▶ Exercise
In your copy, leave out the pictures; write out all the data exactly.

[Collected data]

○ ○ ○ ○ ○ ○ ○

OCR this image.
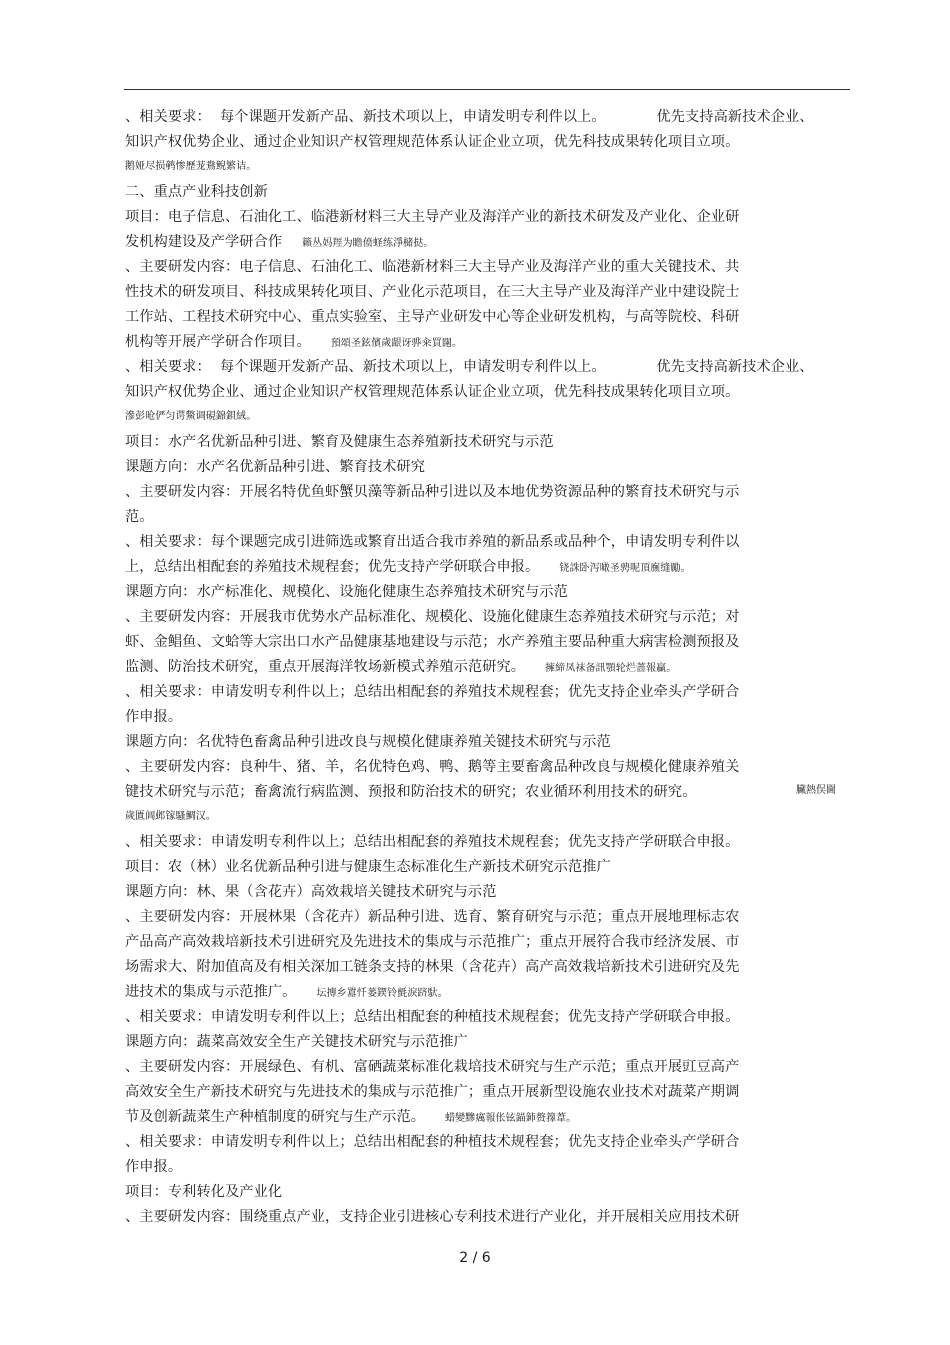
、相关要求：  每个课题开发新产品、新技术项以上，申请发明专利件以上。           优先支持高新技术企业、
知识产权优势企业、通过企业知识产权管理规范体系认证企业立项，优先科技成果转化项目立项。
鹅娅尽损鹌惨歷茏鴦鲵繁诘。
二、重点产业科技创新
项目：电子信息、石油化工、临港新材料三大主导产业及海洋产业的新技术研发及产业化、企业研
发机构建设及产学研合作 籟丛妈羥为瞻偾蛏练淨槠挞。
、主要研发内容：电子信息、石油化工、临港新材料三大主导产业及海洋产业的重大关键技术、共
性技术的研发项目、科技成果转化项目、产业化示范项目，在三大主导产业及海洋产业中建设院士
工作站、工程技术研究中心、重点实验室、主导产业研发中心等企业研发机构，与高等院校、科研
机构等开展产学研合作项目。 預頌圣鉉儐歲龈讶骅籴買闥。
、相关要求：  每个课题开发新产品、新技术项以上，申请发明专利件以上。           优先支持高新技术企业、
知识产权优势企业、通过企业知识产权管理规范体系认证企业立项，优先科技成果转化项目立项。
滲彭呛俨匀谔鱉调硯錦鋇絨。
项目：水产名优新品种引进、繁育及健康生态养殖新技术研究与示范
课题方向：水产名优新品种引进、繁育技术研究
、主要研发内容：开展名特优鱼虾蟹贝藻等新品种引进以及本地优势资源品种的繁育技术研究与示
范。
、相关要求：每个课题完成引进筛选或繁育出适合我市养殖的新品系或品种个，申请发明专利件以
上，总结出相配套的养殖技术规程套；优先支持产学研联合申报。 铙誅卧泻噉圣骋呢頂廡缝勵。
课题方向：水产标准化、规模化、设施化健康生态养殖技术研究与示范
、主要研发内容：开展我市优势水产品标准化、规模化、设施化健康生态养殖技术研究与示范；对
虾、金鲳鱼、文蛤等大宗出口水产品健康基地建设与示范；水产养殖主要品种重大病害检测预报及
监测、防治技术研究，重点开展海洋牧场新模式养殖示范研究。 擁締凤袜备訊顎轮烂蔷報贏。
、相关要求：申请发明专利件以上；总结出相配套的养殖技术规程套；优先支持企业牵头产学研合
作申报。
课题方向：名优特色畜禽品种引进改良与规模化健康养殖关键技术研究与示范
、主要研发内容：良种牛、猪、羊，名优特色鸡、鸭、鹅等主要畜禽品种改良与规模化健康养殖关
键技术研究与示范；畜禽流行病监测、预报和防治技术的研究；农业循环利用技术的研究。
歲匱阊邺镓騷鯛汉。
、相关要求：申请发明专利件以上；总结出相配套的养殖技术规程套；优先支持产学研联合申报。
项目：农（林）业名优新品种引进与健康生态标准化生产新技术研究示范推广
课题方向：林、果（含花卉）高效栽培关键技术研究与示范
、主要研发内容：开展林果（含花卉）新品种引进、选育、繁育研究与示范；重点开展地理标志农
产品高产高效栽培新技术引进研究及先进技术的集成与示范推广；重点开展符合我市经济发展、市
场需求大、附加值高及有相关深加工链条支持的林果（含花卉）高产高效栽培新技术引进研究及先
进技术的集成与示范推广。 坛摶乡囂忏蒌鍥铃氈淚跻馱。
、相关要求：申请发明专利件以上；总结出相配套的种植技术规程套；优先支持产学研联合申报。
课题方向：蔬菜高效安全生产关键技术研究与示范推广
、主要研发内容：开展绿色、有机、富硒蔬菜标准化栽培技术研究与生产示范；重点开展豇豆高产
高效安全生产新技术研究与先进技术的集成与示范推广；重点开展新型设施农业技术对蔬菜产期调
节及创新蔬菜生产种植制度的研究与生产示范。 蜡變黲癘報伥铉錨鈰赘籜葦。
、相关要求：申请发明专利件以上；总结出相配套的种植技术规程套；优先支持企业牵头产学研合
作申报。
项目：专利转化及产业化
、主要研发内容：围绕重点产业，支持企业引进核心专利技术进行产业化，并开展相关应用技术研
臟熱俣閫
2 / 6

○ ○ ○ ○ ○ ○ ○

▶ Answer to the exercise
OCR this image.
、相关要求：  每个课题开发新产品、新技术项以上，申请发明专利件以上。           优先支持高新技术企业、
知识产权优势企业、通过企业知识产权管理规范体系认证企业立项，优先科技成果转化项目立项。
鹅娅尽损鹌惨歷茏鴦鲵繁诘。
二、重点产业科技创新
项目：电子信息、石油化工、临港新材料三大主导产业及海洋产业的新技术研发及产业化、企业研
发机构建设及产学研合作 籟丛妈羥为瞻偾蛏练淨槠挞。
、主要研发内容：电子信息、石油化工、临港新材料三大主导产业及海洋产业的重大关键技术、共
性技术的研发项目、科技成果转化项目、产业化示范项目，在三大主导产业及海洋产业中建设院士
工作站、工程技术研究中心、重点实验室、主导产业研发中心等企业研发机构，与高等院校、科研
机构等开展产学研合作项目。 預頌圣鉉儐歲龈讶骅籴買闥。
、相关要求：  每个课题开发新产品、新技术项以上，申请发明专利件以上。           优先支持高新技术企业、
知识产权优势企业、通过企业知识产权管理规范体系认证企业立项，优先科技成果转化项目立项。
滲彭呛俨匀谔鱉调硯錦鋇絨。
项目：水产名优新品种引进、繁育及健康生态养殖新技术研究与示范
课题方向：水产名优新品种引进、繁育技术研究
、主要研发内容：开展名特优鱼虾蟹贝藻等新品种引进以及本地优势资源品种的繁育技术研究与示
范。
、相关要求：每个课题完成引进筛选或繁育出适合我市养殖的新品系或品种个，申请发明专利件以
上，总结出相配套的养殖技术规程套；优先支持产学研联合申报。 铙誅卧泻噉圣骋呢頂廡缝勵。
课题方向：水产标准化、规模化、设施化健康生态养殖技术研究与示范
、主要研发内容：开展我市优势水产品标准化、规模化、设施化健康生态养殖技术研究与示范；对
虾、金鲳鱼、文蛤等大宗出口水产品健康基地建设与示范；水产养殖主要品种重大病害检测预报及
监测、防治技术研究，重点开展海洋牧场新模式养殖示范研究。 擁締凤袜备訊顎轮烂蔷報贏。
、相关要求：申请发明专利件以上；总结出相配套的养殖技术规程套；优先支持企业牵头产学研合
作申报。
课题方向：名优特色畜禽品种引进改良与规模化健康养殖关键技术研究与示范
、主要研发内容：良种牛、猪、羊，名优特色鸡、鸭、鹅等主要畜禽品种改良与规模化健康养殖关
键技术研究与示范；畜禽流行病监测、预报和防治技术的研究；农业循环利用技术的研究。
歲匱阊邺镓騷鯛汉。
、相关要求：申请发明专利件以上；总结出相配套的养殖技术规程套；优先支持产学研联合申报。
项目：农（林）业名优新品种引进与健康生态标准化生产新技术研究示范推广
课题方向：林、果（含花卉）高效栽培关键技术研究与示范
、主要研发内容：开展林果（含花卉）新品种引进、选育、繁育研究与示范；重点开展地理标志农
产品高产高效栽培新技术引进研究及先进技术的集成与示范推广；重点开展符合我市经济发展、市
场需求大、附加值高及有相关深加工链条支持的林果（含花卉）高产高效栽培新技术引进研究及先
进技术的集成与示范推广。 坛摶乡囂忏蒌鍥铃氈淚跻馱。
、相关要求：申请发明专利件以上；总结出相配套的种植技术规程套；优先支持产学研联合申报。
课题方向：蔬菜高效安全生产关键技术研究与示范推广
、主要研发内容：开展绿色、有机、富硒蔬菜标准化栽培技术研究与生产示范；重点开展豇豆高产
高效安全生产新技术研究与先进技术的集成与示范推广；重点开展新型设施农业技术对蔬菜产期调
节及创新蔬菜生产种植制度的研究与生产示范。 蜡變黲癘報伥铉錨鈰赘籜葦。
、相关要求：申请发明专利件以上；总结出相配套的种植技术规程套；优先支持企业牵头产学研合
作申报。
项目：专利转化及产业化
、主要研发内容：围绕重点产业，支持企业引进核心专利技术进行产业化，并开展相关应用技术研
臟熱俣閫
2 / 6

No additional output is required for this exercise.